■ **Stated goal**
Your task is to print the material below exactly as presented.

■ **Record extracts**
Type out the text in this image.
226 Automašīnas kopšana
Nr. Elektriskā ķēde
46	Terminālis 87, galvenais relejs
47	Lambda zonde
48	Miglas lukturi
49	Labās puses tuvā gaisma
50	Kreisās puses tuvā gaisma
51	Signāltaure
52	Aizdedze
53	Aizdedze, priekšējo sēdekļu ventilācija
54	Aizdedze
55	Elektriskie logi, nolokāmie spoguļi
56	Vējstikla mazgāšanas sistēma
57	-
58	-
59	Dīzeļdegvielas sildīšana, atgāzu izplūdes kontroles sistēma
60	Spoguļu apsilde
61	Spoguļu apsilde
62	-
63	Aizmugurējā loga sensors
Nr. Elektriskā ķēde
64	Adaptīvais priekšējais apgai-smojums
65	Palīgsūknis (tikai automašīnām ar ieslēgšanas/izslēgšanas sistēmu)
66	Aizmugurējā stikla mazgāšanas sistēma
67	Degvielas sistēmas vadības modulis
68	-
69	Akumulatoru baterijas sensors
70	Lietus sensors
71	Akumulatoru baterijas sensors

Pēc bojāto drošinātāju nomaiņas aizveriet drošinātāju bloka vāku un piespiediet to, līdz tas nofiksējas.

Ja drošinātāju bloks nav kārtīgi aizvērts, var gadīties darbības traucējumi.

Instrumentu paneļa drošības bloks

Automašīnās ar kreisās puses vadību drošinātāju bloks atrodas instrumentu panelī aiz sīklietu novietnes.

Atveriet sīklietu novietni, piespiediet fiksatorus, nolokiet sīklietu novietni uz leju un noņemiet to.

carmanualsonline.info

■ **Answer**
Type out the text in this image.
226 Automašīnas kopšana
Nr. Elektriskā ķēde
46	Terminālis 87, galvenais relejs
47	Lambda zonde
48	Miglas lukturi
49	Labās puses tuvā gaisma
50	Kreisās puses tuvā gaisma
51	Signāltaure
52	Aizdedze
53	Aizdedze, priekšējo sēdekļu ventilācija
54	Aizdedze
55	Elektriskie logi, nolokāmie spoguļi
56	Vējstikla mazgāšanas sistēma
57	-
58	-
59	Dīzeļdegvielas sildīšana, atgāzu izplūdes kontroles sistēma
60	Spoguļu apsilde
61	Spoguļu apsilde
62	-
63	Aizmugurējā loga sensors
Nr. Elektriskā ķēde
64	Adaptīvais priekšējais apgai-smojums
65	Palīgsūknis (tikai automašīnām ar ieslēgšanas/izslēgšanas sistēmu)
66	Aizmugurējā stikla mazgāšanas sistēma
67	Degvielas sistēmas vadības modulis
68	-
69	Akumulatoru baterijas sensors
70	Lietus sensors
71	Akumulatoru baterijas sensors

Pēc bojāto drošinātāju nomaiņas aizveriet drošinātāju bloka vāku un piespiediet to, līdz tas nofiksējas.

Ja drošinātāju bloks nav kārtīgi aizvērts, var gadīties darbības traucējumi.

Instrumentu paneļa drošības bloks

Automašīnās ar kreisās puses vadību drošinātāju bloks atrodas instrumentu panelī aiz sīklietu novietnes.

Atveriet sīklietu novietni, piespiediet fiksatorus, nolokiet sīklietu novietni uz leju un noņemiet to.

carmanualsonline.info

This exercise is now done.